[TEXT EXCERPT]
Everyone knows that music consumption has changed. Hell, even the gramophone and the development of the recording industry were a change. The growth and domination of recording companies and studios is also a recent phenomenon when we think of human development over the past centuries.

Yes, it is a pity that studios with such a rich history such as the Hit Factory, Sorcerer Sounds and Cello Studios close. Abbey Road could one day close too (dare I say it). But it was also a pity that I had to throw out my collection of cassettes when CDs became the norm!

Yes, there must be a certain “uumph” if you were to record in the same space as Springsteen or Stevie Wonder. There must be a magic in the air. There must be security in knowing there are top notch engineers at your disposal. It must be one hell-uv-a feeling to walk along those corridors and rub of the same mixing desk (if it’s still there!).

I think that Scott Oranburg is being a bit alarmist and pessimistic about the whole thing. Life goes on, man! If a video rental doesn’t switch from VHS to DVD, it goes under. If a recording company can’t keep up with the changes, it goes under. Same with a studio or any other business.

I don’t agree that computers are leading to the detriment of music. I am sure they said the same when Bartolomeo Cristofori invented the piano! All that nice music that was composed for the harpsichord gone to waste! And when Bach started introducing new compositional ideas. Too radical to be music? Or Beethoven when he rebelled against everything before him!!

I know that I can produce music to a certain level in my home-studio. But I am not an engineer. I can play some instruments. I can record into my DAW and do some processing. I am constantly improving. BUT if I want to produce something to a PROFESSIONAL and, dare I say it, COMERCIAL level, then, I feel I would have to take my material, done to the best of my ability, to a professional studio and engineer. I don’t expect I will every rise to the level of availing of the quality and magic of a Hit Factory or an Abbey Road (to name just two). But a decent professional studio might be ideal to give it the final touches.

And all this talk about mediocre performers cleaned up with pitch correction software. If I want to sing on my tracks (and I am not a TRAINED singer), then I will do what I have to to improve my voice to the level I feel acceptable (ie take lesson or whatever) or else I will go and find/hire a singer to do it for me.

[Element and region listings]
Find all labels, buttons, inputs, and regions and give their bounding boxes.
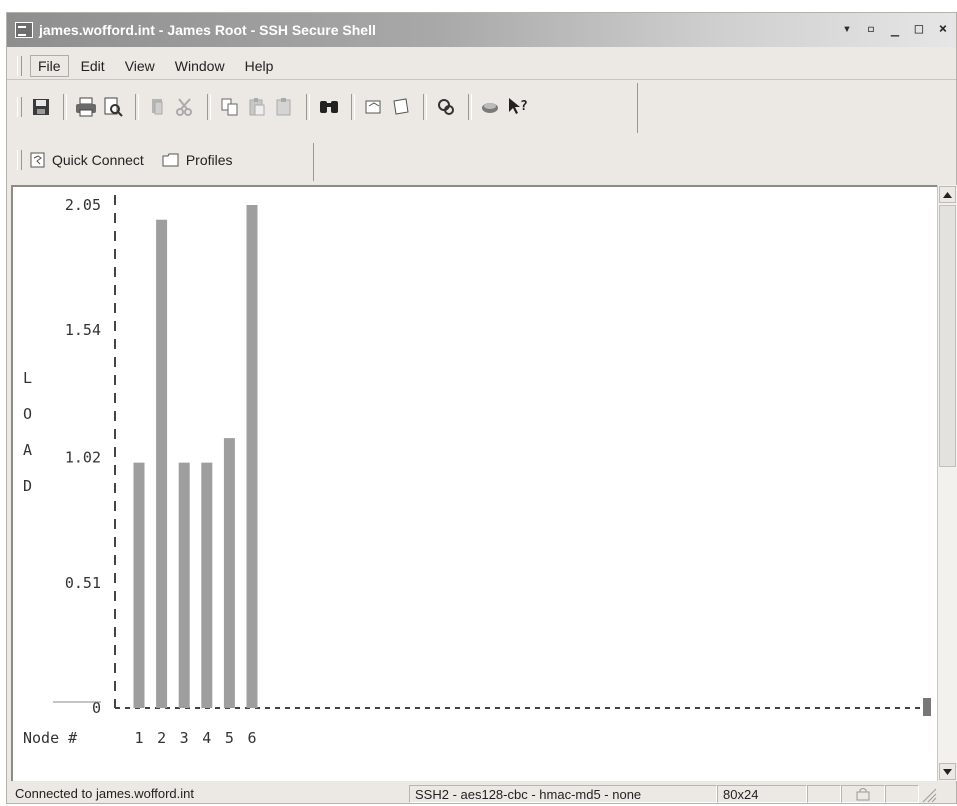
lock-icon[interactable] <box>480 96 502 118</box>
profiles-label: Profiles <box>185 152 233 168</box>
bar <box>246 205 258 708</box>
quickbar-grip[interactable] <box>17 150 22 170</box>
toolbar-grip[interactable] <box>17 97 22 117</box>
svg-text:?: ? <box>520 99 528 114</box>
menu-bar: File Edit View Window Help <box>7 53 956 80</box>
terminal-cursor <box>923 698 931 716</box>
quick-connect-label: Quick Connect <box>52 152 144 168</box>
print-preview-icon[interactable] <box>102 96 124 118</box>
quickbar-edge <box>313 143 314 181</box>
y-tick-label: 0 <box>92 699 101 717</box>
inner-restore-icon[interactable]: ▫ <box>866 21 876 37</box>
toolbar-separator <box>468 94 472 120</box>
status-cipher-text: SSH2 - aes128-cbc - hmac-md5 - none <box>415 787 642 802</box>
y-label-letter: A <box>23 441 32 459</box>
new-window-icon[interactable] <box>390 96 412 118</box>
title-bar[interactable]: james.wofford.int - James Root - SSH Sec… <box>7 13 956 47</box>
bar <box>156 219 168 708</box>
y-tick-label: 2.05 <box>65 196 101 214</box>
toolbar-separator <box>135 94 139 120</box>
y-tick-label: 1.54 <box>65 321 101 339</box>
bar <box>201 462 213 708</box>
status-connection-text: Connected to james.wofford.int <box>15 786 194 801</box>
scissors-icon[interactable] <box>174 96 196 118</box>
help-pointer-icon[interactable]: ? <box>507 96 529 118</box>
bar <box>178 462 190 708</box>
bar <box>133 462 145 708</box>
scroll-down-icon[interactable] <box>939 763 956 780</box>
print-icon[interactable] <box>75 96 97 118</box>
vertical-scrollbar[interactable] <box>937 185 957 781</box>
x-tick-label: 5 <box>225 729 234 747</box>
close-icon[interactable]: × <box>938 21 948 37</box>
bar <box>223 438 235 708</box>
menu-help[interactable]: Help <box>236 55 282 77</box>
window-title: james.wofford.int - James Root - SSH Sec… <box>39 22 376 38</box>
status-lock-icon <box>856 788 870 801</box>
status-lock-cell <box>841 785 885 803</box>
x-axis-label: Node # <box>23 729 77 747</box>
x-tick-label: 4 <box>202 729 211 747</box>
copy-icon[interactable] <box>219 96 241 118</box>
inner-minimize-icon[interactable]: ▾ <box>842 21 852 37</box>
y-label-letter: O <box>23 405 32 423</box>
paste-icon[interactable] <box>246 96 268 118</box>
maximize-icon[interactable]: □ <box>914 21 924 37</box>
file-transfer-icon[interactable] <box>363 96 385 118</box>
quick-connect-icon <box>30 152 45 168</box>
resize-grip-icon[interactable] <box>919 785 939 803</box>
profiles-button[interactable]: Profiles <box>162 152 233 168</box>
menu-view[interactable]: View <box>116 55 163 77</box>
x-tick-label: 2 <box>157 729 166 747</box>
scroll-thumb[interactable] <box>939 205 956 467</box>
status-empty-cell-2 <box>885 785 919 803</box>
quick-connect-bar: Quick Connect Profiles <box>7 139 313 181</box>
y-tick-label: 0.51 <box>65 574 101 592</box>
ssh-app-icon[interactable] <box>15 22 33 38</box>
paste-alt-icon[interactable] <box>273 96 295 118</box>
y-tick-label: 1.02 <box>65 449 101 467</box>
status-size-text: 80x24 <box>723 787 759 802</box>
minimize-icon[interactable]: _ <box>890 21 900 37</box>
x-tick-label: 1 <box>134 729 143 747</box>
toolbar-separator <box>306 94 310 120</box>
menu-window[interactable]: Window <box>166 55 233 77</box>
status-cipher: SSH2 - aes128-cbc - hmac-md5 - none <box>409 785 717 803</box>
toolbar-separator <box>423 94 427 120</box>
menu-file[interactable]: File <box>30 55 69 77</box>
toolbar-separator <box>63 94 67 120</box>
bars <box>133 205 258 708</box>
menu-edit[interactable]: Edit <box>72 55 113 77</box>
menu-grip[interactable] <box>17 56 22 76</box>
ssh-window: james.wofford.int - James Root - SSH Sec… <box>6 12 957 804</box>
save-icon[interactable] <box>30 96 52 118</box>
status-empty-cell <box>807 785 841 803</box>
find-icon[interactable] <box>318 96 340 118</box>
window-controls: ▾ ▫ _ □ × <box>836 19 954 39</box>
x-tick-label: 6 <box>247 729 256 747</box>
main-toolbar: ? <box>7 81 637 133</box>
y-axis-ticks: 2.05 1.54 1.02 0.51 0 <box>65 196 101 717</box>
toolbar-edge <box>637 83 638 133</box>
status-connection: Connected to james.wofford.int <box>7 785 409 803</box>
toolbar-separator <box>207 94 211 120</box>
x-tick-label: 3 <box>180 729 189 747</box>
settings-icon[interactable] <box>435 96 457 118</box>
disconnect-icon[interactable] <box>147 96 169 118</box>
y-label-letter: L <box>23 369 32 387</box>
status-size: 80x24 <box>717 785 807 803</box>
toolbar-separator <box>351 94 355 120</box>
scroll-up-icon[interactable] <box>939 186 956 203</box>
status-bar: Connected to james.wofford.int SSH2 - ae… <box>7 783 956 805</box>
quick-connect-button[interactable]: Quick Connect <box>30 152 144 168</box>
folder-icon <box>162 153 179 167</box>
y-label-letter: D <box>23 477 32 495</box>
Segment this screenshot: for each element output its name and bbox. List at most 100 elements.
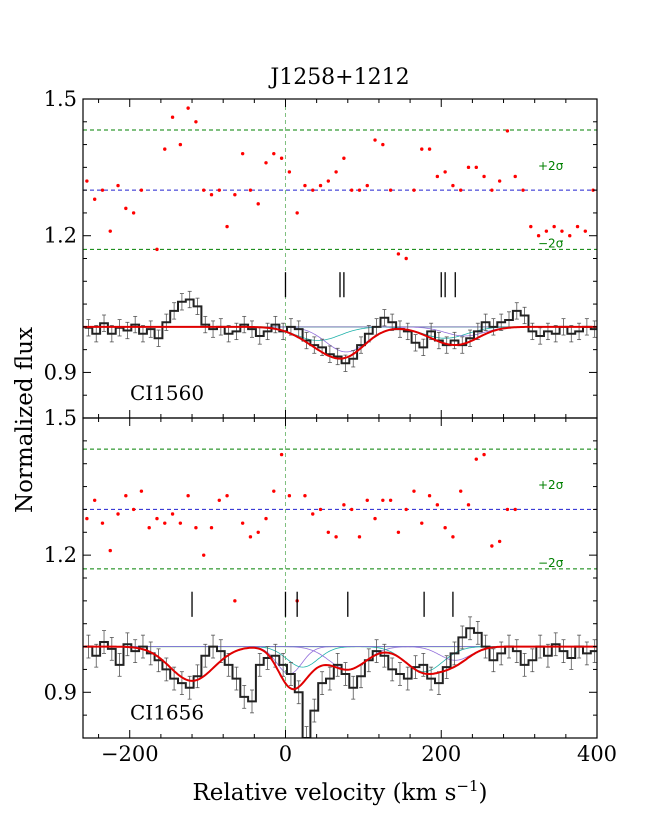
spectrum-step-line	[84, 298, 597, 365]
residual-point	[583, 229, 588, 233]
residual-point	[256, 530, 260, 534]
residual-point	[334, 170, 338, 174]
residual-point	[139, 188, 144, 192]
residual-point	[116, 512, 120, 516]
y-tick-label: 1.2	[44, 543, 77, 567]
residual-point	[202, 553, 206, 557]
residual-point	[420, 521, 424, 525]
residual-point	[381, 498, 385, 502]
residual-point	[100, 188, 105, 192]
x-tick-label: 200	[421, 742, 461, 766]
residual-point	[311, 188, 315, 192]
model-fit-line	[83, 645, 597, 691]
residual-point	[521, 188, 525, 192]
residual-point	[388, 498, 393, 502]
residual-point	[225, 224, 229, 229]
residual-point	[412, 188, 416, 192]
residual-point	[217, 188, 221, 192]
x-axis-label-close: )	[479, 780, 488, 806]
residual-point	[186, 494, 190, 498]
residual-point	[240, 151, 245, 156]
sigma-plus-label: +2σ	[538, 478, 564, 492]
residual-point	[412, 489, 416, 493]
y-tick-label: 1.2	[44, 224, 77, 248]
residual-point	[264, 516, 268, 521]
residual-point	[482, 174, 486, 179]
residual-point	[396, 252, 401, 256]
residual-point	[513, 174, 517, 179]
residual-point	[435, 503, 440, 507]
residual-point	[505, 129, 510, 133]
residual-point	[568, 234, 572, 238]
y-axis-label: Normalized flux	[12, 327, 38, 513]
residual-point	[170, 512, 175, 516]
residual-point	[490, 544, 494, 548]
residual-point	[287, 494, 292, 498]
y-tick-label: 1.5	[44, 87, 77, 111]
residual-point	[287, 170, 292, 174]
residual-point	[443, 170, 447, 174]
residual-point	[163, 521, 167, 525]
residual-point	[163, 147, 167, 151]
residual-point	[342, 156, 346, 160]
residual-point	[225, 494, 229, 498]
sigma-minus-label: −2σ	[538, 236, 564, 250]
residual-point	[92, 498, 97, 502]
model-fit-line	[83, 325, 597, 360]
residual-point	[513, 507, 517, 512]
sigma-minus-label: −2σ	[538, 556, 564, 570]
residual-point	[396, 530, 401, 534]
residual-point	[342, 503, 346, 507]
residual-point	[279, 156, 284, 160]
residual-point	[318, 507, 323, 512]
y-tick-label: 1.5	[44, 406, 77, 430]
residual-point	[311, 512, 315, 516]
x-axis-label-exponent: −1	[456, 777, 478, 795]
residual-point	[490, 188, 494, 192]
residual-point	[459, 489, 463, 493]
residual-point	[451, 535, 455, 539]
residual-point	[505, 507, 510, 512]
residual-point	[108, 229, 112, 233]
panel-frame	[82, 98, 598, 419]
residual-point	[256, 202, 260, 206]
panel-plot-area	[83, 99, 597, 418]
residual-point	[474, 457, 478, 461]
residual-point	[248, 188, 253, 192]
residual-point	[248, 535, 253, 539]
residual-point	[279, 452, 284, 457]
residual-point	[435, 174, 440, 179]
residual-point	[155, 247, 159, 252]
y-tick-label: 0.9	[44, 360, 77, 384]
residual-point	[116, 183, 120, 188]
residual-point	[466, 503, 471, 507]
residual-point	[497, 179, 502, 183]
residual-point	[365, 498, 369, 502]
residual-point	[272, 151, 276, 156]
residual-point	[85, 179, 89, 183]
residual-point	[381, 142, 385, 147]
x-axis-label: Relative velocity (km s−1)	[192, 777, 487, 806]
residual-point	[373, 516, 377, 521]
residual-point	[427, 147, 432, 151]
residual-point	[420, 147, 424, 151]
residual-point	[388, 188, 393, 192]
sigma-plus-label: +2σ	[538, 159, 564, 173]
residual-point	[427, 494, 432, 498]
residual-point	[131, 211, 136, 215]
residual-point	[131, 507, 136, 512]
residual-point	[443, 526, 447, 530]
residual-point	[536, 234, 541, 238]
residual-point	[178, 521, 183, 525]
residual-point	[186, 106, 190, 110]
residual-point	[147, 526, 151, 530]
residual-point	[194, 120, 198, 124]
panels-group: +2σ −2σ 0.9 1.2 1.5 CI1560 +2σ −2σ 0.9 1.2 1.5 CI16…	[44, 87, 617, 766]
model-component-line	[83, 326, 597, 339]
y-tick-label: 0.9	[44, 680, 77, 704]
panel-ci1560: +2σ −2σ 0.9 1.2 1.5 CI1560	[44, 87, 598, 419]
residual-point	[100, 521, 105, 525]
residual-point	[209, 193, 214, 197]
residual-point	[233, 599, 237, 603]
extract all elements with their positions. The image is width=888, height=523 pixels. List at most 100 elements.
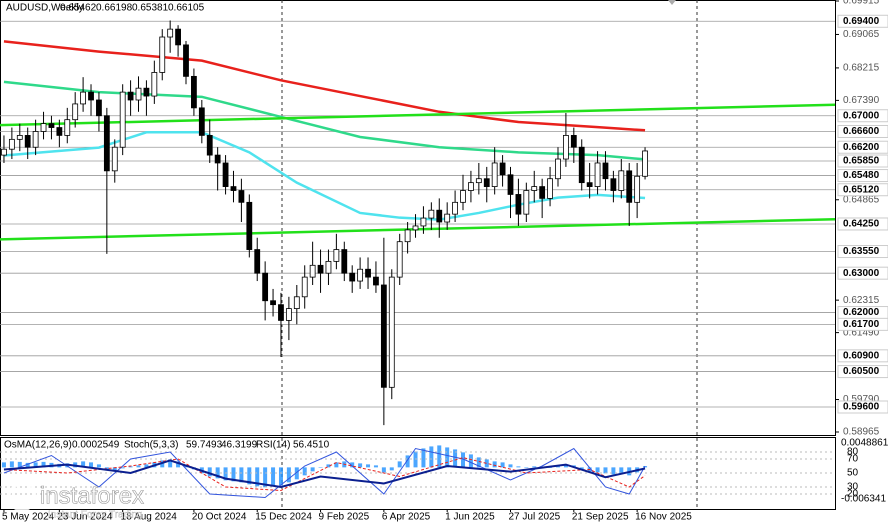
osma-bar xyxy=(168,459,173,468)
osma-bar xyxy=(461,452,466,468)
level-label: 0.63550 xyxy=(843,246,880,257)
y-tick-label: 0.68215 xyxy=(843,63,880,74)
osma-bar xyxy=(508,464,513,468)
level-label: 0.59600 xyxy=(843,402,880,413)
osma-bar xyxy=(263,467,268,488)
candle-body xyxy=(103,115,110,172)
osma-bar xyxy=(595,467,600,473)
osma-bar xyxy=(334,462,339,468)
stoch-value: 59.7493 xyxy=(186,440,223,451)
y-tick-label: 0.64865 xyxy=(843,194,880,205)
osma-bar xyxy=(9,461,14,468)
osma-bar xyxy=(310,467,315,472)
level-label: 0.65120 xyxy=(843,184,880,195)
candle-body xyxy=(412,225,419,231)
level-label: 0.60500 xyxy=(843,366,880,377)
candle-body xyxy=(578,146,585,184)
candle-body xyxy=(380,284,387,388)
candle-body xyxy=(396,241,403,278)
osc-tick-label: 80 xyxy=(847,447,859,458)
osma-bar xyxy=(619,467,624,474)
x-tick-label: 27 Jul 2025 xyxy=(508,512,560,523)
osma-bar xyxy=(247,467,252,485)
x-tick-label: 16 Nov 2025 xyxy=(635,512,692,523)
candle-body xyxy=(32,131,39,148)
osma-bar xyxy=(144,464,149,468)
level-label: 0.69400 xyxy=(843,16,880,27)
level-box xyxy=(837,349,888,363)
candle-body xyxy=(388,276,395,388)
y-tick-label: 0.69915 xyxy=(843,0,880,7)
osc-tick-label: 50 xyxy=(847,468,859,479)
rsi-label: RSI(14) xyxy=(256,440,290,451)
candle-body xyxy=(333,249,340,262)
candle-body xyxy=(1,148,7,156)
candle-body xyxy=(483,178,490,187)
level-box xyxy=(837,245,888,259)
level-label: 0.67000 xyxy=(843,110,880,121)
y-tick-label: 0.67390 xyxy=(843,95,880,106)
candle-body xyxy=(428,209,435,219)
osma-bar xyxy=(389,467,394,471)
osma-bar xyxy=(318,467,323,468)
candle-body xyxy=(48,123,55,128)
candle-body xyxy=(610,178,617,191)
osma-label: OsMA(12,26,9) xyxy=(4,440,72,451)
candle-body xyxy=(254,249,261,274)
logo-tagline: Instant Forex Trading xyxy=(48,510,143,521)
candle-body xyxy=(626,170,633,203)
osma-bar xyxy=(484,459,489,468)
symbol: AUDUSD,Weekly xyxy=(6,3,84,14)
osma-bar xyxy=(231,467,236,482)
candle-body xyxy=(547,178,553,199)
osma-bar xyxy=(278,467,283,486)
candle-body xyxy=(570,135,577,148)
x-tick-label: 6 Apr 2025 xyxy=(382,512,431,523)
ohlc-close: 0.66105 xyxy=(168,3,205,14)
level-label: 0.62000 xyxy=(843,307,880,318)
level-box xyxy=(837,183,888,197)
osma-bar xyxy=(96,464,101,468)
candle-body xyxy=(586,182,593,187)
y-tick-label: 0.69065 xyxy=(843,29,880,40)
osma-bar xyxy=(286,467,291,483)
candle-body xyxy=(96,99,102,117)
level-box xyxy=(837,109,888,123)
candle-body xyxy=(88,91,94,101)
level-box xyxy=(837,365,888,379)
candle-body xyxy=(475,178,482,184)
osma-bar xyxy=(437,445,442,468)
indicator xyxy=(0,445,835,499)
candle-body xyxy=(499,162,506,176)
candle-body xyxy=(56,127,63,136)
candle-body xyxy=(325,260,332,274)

[TO BE DONE]
a – Who invented the piano, according to the text about recording studios?
b – In the records, copy word for word the lines running from the line with "lock-icon[interactable] <box>480 96" to the line with "terminal-cursor <box>923 698 931 716</box>", both included.
The text about recording studios and the records have no connection to each other.

[SOLUTIONS TO THE TASKS]
a – Bartolomeo Cristofori

b –
lock-icon[interactable] <box>480 96 502 118</box>
profiles-label: Profiles <box>185 152 233 168</box>
bar <box>246 205 258 708</box>
quickbar-grip[interactable] <box>17 150 22 170</box>
toolbar-grip[interactable] <box>17 97 22 117</box>
svg-text:?: ? <box>520 99 528 114</box>
menu-bar: File Edit View Window Help <box>7 53 956 80</box>
terminal-cursor <box>923 698 931 716</box>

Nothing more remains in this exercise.